##### Record set #####

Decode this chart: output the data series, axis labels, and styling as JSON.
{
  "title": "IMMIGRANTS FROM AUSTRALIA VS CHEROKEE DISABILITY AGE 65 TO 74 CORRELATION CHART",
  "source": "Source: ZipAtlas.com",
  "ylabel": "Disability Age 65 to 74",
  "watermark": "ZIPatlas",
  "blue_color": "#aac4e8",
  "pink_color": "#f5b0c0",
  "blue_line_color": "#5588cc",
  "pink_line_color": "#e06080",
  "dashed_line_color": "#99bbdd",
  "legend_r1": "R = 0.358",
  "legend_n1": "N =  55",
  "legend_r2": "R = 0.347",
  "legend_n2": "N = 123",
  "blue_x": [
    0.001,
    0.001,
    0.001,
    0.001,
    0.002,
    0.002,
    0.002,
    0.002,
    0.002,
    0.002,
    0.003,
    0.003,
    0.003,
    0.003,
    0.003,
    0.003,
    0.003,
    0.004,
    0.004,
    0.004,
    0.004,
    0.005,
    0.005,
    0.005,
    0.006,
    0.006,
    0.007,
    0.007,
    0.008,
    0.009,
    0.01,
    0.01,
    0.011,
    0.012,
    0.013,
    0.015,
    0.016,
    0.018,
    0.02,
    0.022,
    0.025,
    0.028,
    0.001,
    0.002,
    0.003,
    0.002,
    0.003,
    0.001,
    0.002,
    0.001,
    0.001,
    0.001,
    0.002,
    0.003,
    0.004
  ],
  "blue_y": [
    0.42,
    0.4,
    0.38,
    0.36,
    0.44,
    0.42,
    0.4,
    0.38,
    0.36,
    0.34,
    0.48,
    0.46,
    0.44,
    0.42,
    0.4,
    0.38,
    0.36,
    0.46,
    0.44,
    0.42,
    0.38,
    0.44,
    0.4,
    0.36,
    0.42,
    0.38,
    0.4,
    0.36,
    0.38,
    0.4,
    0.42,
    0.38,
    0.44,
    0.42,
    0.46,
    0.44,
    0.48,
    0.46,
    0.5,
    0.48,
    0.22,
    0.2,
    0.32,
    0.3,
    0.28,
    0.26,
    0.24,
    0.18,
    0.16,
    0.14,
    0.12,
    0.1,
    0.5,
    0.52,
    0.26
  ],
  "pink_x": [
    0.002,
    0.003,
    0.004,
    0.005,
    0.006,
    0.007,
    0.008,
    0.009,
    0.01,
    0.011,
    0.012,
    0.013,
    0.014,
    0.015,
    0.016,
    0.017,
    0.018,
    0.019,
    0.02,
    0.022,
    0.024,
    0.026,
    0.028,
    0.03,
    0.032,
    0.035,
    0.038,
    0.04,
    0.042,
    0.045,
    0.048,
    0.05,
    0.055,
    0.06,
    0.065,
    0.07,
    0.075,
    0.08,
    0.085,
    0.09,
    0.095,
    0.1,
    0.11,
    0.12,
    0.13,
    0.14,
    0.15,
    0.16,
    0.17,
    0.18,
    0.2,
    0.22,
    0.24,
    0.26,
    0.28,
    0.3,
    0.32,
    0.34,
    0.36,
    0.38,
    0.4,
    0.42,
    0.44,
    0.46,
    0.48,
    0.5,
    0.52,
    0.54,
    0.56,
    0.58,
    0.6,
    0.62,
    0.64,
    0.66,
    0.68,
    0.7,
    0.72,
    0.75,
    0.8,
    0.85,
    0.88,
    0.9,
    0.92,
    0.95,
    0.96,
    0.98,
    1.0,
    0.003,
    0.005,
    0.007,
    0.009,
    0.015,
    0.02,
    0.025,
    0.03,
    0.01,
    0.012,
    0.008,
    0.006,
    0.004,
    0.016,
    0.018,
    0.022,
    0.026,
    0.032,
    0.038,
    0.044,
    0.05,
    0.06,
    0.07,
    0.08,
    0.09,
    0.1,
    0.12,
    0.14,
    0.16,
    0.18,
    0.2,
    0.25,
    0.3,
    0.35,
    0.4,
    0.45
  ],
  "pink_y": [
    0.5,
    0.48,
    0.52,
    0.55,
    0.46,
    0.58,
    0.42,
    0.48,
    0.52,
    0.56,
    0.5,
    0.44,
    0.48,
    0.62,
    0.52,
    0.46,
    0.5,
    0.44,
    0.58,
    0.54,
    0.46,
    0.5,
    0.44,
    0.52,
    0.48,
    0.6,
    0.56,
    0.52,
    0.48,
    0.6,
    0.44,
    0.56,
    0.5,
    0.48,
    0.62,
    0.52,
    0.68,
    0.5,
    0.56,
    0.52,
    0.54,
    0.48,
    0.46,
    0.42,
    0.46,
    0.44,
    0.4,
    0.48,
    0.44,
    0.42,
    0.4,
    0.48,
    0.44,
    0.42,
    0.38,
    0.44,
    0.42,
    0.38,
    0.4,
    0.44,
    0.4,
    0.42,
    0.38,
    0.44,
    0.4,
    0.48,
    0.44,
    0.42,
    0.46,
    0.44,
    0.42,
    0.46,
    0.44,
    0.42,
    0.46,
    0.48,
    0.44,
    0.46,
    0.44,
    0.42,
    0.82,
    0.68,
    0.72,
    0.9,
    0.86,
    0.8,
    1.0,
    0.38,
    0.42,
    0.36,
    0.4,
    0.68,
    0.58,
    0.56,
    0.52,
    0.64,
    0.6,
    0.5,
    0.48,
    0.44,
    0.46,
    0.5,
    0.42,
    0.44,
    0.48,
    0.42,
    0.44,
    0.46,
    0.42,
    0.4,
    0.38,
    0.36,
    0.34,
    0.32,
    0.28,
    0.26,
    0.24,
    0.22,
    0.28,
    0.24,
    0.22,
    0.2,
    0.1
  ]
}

#####

## What this task involves
Extract the listing in its entirety, matching it exactly.

## Finished exercise
Decode this chart: output the data series, axis labels, and styling as JSON.
{
  "title": "IMMIGRANTS FROM AUSTRALIA VS CHEROKEE DISABILITY AGE 65 TO 74 CORRELATION CHART",
  "source": "Source: ZipAtlas.com",
  "ylabel": "Disability Age 65 to 74",
  "watermark": "ZIPatlas",
  "blue_color": "#aac4e8",
  "pink_color": "#f5b0c0",
  "blue_line_color": "#5588cc",
  "pink_line_color": "#e06080",
  "dashed_line_color": "#99bbdd",
  "legend_r1": "R = 0.358",
  "legend_n1": "N =  55",
  "legend_r2": "R = 0.347",
  "legend_n2": "N = 123",
  "blue_x": [
    0.001,
    0.001,
    0.001,
    0.001,
    0.002,
    0.002,
    0.002,
    0.002,
    0.002,
    0.002,
    0.003,
    0.003,
    0.003,
    0.003,
    0.003,
    0.003,
    0.003,
    0.004,
    0.004,
    0.004,
    0.004,
    0.005,
    0.005,
    0.005,
    0.006,
    0.006,
    0.007,
    0.007,
    0.008,
    0.009,
    0.01,
    0.01,
    0.011,
    0.012,
    0.013,
    0.015,
    0.016,
    0.018,
    0.02,
    0.022,
    0.025,
    0.028,
    0.001,
    0.002,
    0.003,
    0.002,
    0.003,
    0.001,
    0.002,
    0.001,
    0.001,
    0.001,
    0.002,
    0.003,
    0.004
  ],
  "blue_y": [
    0.42,
    0.4,
    0.38,
    0.36,
    0.44,
    0.42,
    0.4,
    0.38,
    0.36,
    0.34,
    0.48,
    0.46,
    0.44,
    0.42,
    0.4,
    0.38,
    0.36,
    0.46,
    0.44,
    0.42,
    0.38,
    0.44,
    0.4,
    0.36,
    0.42,
    0.38,
    0.4,
    0.36,
    0.38,
    0.4,
    0.42,
    0.38,
    0.44,
    0.42,
    0.46,
    0.44,
    0.48,
    0.46,
    0.5,
    0.48,
    0.22,
    0.2,
    0.32,
    0.3,
    0.28,
    0.26,
    0.24,
    0.18,
    0.16,
    0.14,
    0.12,
    0.1,
    0.5,
    0.52,
    0.26
  ],
  "pink_x": [
    0.002,
    0.003,
    0.004,
    0.005,
    0.006,
    0.007,
    0.008,
    0.009,
    0.01,
    0.011,
    0.012,
    0.013,
    0.014,
    0.015,
    0.016,
    0.017,
    0.018,
    0.019,
    0.02,
    0.022,
    0.024,
    0.026,
    0.028,
    0.03,
    0.032,
    0.035,
    0.038,
    0.04,
    0.042,
    0.045,
    0.048,
    0.05,
    0.055,
    0.06,
    0.065,
    0.07,
    0.075,
    0.08,
    0.085,
    0.09,
    0.095,
    0.1,
    0.11,
    0.12,
    0.13,
    0.14,
    0.15,
    0.16,
    0.17,
    0.18,
    0.2,
    0.22,
    0.24,
    0.26,
    0.28,
    0.3,
    0.32,
    0.34,
    0.36,
    0.38,
    0.4,
    0.42,
    0.44,
    0.46,
    0.48,
    0.5,
    0.52,
    0.54,
    0.56,
    0.58,
    0.6,
    0.62,
    0.64,
    0.66,
    0.68,
    0.7,
    0.72,
    0.75,
    0.8,
    0.85,
    0.88,
    0.9,
    0.92,
    0.95,
    0.96,
    0.98,
    1.0,
    0.003,
    0.005,
    0.007,
    0.009,
    0.015,
    0.02,
    0.025,
    0.03,
    0.01,
    0.012,
    0.008,
    0.006,
    0.004,
    0.016,
    0.018,
    0.022,
    0.026,
    0.032,
    0.038,
    0.044,
    0.05,
    0.06,
    0.07,
    0.08,
    0.09,
    0.1,
    0.12,
    0.14,
    0.16,
    0.18,
    0.2,
    0.25,
    0.3,
    0.35,
    0.4,
    0.45
  ],
  "pink_y": [
    0.5,
    0.48,
    0.52,
    0.55,
    0.46,
    0.58,
    0.42,
    0.48,
    0.52,
    0.56,
    0.5,
    0.44,
    0.48,
    0.62,
    0.52,
    0.46,
    0.5,
    0.44,
    0.58,
    0.54,
    0.46,
    0.5,
    0.44,
    0.52,
    0.48,
    0.6,
    0.56,
    0.52,
    0.48,
    0.6,
    0.44,
    0.56,
    0.5,
    0.48,
    0.62,
    0.52,
    0.68,
    0.5,
    0.56,
    0.52,
    0.54,
    0.48,
    0.46,
    0.42,
    0.46,
    0.44,
    0.4,
    0.48,
    0.44,
    0.42,
    0.4,
    0.48,
    0.44,
    0.42,
    0.38,
    0.44,
    0.42,
    0.38,
    0.4,
    0.44,
    0.4,
    0.42,
    0.38,
    0.44,
    0.4,
    0.48,
    0.44,
    0.42,
    0.46,
    0.44,
    0.42,
    0.46,
    0.44,
    0.42,
    0.46,
    0.48,
    0.44,
    0.46,
    0.44,
    0.42,
    0.82,
    0.68,
    0.72,
    0.9,
    0.86,
    0.8,
    1.0,
    0.38,
    0.42,
    0.36,
    0.4,
    0.68,
    0.58,
    0.56,
    0.52,
    0.64,
    0.6,
    0.5,
    0.48,
    0.44,
    0.46,
    0.5,
    0.42,
    0.44,
    0.48,
    0.42,
    0.44,
    0.46,
    0.42,
    0.4,
    0.38,
    0.36,
    0.34,
    0.32,
    0.28,
    0.26,
    0.24,
    0.22,
    0.28,
    0.24,
    0.22,
    0.2,
    0.1
  ]
}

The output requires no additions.